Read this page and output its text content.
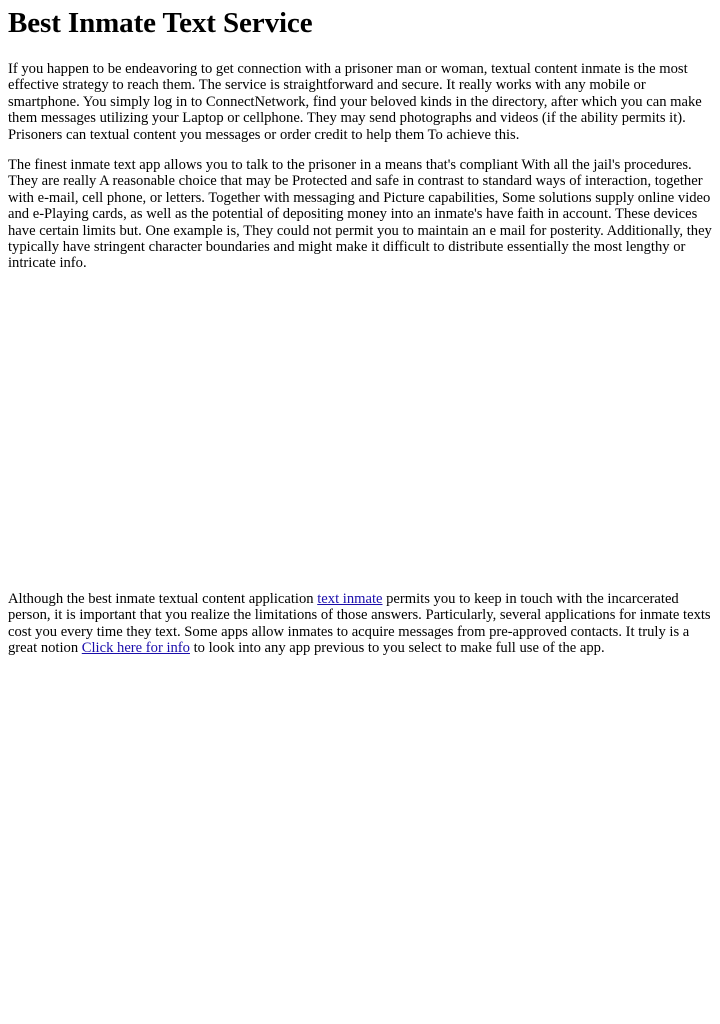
Best Inmate Text Service

If you happen to be endeavoring to get connection with a prisoner man or woman, textual content inmate is the most effective strategy to reach them. The service is straightforward and secure. It really works with any mobile or smartphone. You simply log in to ConnectNetwork, find your beloved kinds in the directory, after which you can make them messages utilizing your Laptop or cellphone. They may send photographs and videos (if the ability permits it). Prisoners can textual content you messages or order credit to help them To achieve this.

The finest inmate text app allows you to talk to the prisoner in a means that's compliant With all the jail's procedures. They are really A reasonable choice that may be Protected and safe in contrast to standard ways of interaction, together with e-mail, cell phone, or letters. Together with messaging and Picture capabilities, Some solutions supply online video and e-Playing cards, as well as the potential of depositing money into an inmate's have faith in account. These devices have certain limits but. One example is, They could not permit you to maintain an e mail for posterity. Additionally, they typically have stringent character boundaries and might make it difficult to distribute essentially the most lengthy or intricate info.

Although the best inmate textual content application text inmate permits you to keep in touch with the incarcerated person, it is important that you realize the limitations of those answers. Particularly, several applications for inmate texts cost you every time they text. Some apps allow inmates to acquire messages from pre-approved contacts. It truly is a great notion Click here for info to look into any app previous to you select to make full use of the app.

§ PROBLEM DESCRIPTION: Write out the entries again, exactly as given, skipping any images.

§ RESULT OF THIS TASK:
Read this page and output its text content.
Best Inmate Text Service

If you happen to be endeavoring to get connection with a prisoner man or woman, textual content inmate is the most effective strategy to reach them. The service is straightforward and secure. It really works with any mobile or smartphone. You simply log in to ConnectNetwork, find your beloved kinds in the directory, after which you can make them messages utilizing your Laptop or cellphone. They may send photographs and videos (if the ability permits it). Prisoners can textual content you messages or order credit to help them To achieve this.

The finest inmate text app allows you to talk to the prisoner in a means that's compliant With all the jail's procedures. They are really A reasonable choice that may be Protected and safe in contrast to standard ways of interaction, together with e-mail, cell phone, or letters. Together with messaging and Picture capabilities, Some solutions supply online video and e-Playing cards, as well as the potential of depositing money into an inmate's have faith in account. These devices have certain limits but. One example is, They could not permit you to maintain an e mail for posterity. Additionally, they typically have stringent character boundaries and might make it difficult to distribute essentially the most lengthy or intricate info.

Although the best inmate textual content application text inmate permits you to keep in touch with the incarcerated person, it is important that you realize the limitations of those answers. Particularly, several applications for inmate texts cost you every time they text. Some apps allow inmates to acquire messages from pre-approved contacts. It truly is a great notion Click here for info to look into any app previous to you select to make full use of the app.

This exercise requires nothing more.